▶ **RECORDS PROVIDED**:

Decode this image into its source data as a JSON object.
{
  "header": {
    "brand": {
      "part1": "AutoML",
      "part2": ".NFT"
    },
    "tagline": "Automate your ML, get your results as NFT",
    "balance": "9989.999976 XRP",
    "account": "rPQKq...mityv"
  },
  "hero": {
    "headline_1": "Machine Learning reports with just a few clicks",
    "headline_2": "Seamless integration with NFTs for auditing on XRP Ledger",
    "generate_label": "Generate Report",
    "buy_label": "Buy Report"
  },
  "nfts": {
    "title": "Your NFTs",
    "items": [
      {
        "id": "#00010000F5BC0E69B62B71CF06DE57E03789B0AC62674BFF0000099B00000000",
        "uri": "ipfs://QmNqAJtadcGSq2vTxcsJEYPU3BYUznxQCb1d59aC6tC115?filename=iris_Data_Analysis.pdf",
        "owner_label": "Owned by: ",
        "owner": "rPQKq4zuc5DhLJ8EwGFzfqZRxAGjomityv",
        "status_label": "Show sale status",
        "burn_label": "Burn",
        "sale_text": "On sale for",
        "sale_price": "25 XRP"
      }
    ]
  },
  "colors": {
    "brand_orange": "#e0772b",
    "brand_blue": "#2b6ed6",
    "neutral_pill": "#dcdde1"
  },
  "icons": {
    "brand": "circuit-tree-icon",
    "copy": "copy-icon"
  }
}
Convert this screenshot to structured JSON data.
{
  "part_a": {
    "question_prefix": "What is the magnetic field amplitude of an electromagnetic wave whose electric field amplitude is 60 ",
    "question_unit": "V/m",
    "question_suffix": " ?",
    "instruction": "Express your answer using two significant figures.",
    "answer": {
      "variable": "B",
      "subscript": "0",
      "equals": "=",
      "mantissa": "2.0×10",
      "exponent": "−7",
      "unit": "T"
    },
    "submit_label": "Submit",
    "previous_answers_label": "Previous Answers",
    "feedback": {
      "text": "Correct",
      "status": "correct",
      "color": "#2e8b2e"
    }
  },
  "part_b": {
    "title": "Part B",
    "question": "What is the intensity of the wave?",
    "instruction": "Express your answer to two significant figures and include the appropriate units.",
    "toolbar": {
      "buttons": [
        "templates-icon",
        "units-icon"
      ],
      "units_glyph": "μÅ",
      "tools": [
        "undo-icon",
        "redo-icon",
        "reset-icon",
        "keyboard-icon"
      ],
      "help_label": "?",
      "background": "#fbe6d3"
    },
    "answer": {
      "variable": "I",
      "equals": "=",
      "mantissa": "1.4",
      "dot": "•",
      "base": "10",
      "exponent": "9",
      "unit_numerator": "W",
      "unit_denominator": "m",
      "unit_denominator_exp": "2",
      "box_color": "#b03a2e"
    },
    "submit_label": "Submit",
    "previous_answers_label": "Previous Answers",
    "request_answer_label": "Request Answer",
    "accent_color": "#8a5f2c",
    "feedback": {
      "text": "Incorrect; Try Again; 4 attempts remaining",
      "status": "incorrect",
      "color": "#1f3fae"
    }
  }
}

▶ **WHAT IS NEEDED**:
All of the lines above must be returned exactly.

▶ **SOLUTION FOR THIS TASK**:
Decode this image into its source data as a JSON object.
{
  "header": {
    "brand": {
      "part1": "AutoML",
      "part2": ".NFT"
    },
    "tagline": "Automate your ML, get your results as NFT",
    "balance": "9989.999976 XRP",
    "account": "rPQKq...mityv"
  },
  "hero": {
    "headline_1": "Machine Learning reports with just a few clicks",
    "headline_2": "Seamless integration with NFTs for auditing on XRP Ledger",
    "generate_label": "Generate Report",
    "buy_label": "Buy Report"
  },
  "nfts": {
    "title": "Your NFTs",
    "items": [
      {
        "id": "#00010000F5BC0E69B62B71CF06DE57E03789B0AC62674BFF0000099B00000000",
        "uri": "ipfs://QmNqAJtadcGSq2vTxcsJEYPU3BYUznxQCb1d59aC6tC115?filename=iris_Data_Analysis.pdf",
        "owner_label": "Owned by: ",
        "owner": "rPQKq4zuc5DhLJ8EwGFzfqZRxAGjomityv",
        "status_label": "Show sale status",
        "burn_label": "Burn",
        "sale_text": "On sale for",
        "sale_price": "25 XRP"
      }
    ]
  },
  "colors": {
    "brand_orange": "#e0772b",
    "brand_blue": "#2b6ed6",
    "neutral_pill": "#dcdde1"
  },
  "icons": {
    "brand": "circuit-tree-icon",
    "copy": "copy-icon"
  }
}
Convert this screenshot to structured JSON data.
{
  "part_a": {
    "question_prefix": "What is the magnetic field amplitude of an electromagnetic wave whose electric field amplitude is 60 ",
    "question_unit": "V/m",
    "question_suffix": " ?",
    "instruction": "Express your answer using two significant figures.",
    "answer": {
      "variable": "B",
      "subscript": "0",
      "equals": "=",
      "mantissa": "2.0×10",
      "exponent": "−7",
      "unit": "T"
    },
    "submit_label": "Submit",
    "previous_answers_label": "Previous Answers",
    "feedback": {
      "text": "Correct",
      "status": "correct",
      "color": "#2e8b2e"
    }
  },
  "part_b": {
    "title": "Part B",
    "question": "What is the intensity of the wave?",
    "instruction": "Express your answer to two significant figures and include the appropriate units.",
    "toolbar": {
      "buttons": [
        "templates-icon",
        "units-icon"
      ],
      "units_glyph": "μÅ",
      "tools": [
        "undo-icon",
        "redo-icon",
        "reset-icon",
        "keyboard-icon"
      ],
      "help_label": "?",
      "background": "#fbe6d3"
    },
    "answer": {
      "variable": "I",
      "equals": "=",
      "mantissa": "1.4",
      "dot": "•",
      "base": "10",
      "exponent": "9",
      "unit_numerator": "W",
      "unit_denominator": "m",
      "unit_denominator_exp": "2",
      "box_color": "#b03a2e"
    },
    "submit_label": "Submit",
    "previous_answers_label": "Previous Answers",
    "request_answer_label": "Request Answer",
    "accent_color": "#8a5f2c",
    "feedback": {
      "text": "Incorrect; Try Again; 4 attempts remaining",
      "status": "incorrect",
      "color": "#1f3fae"
    }
  }
}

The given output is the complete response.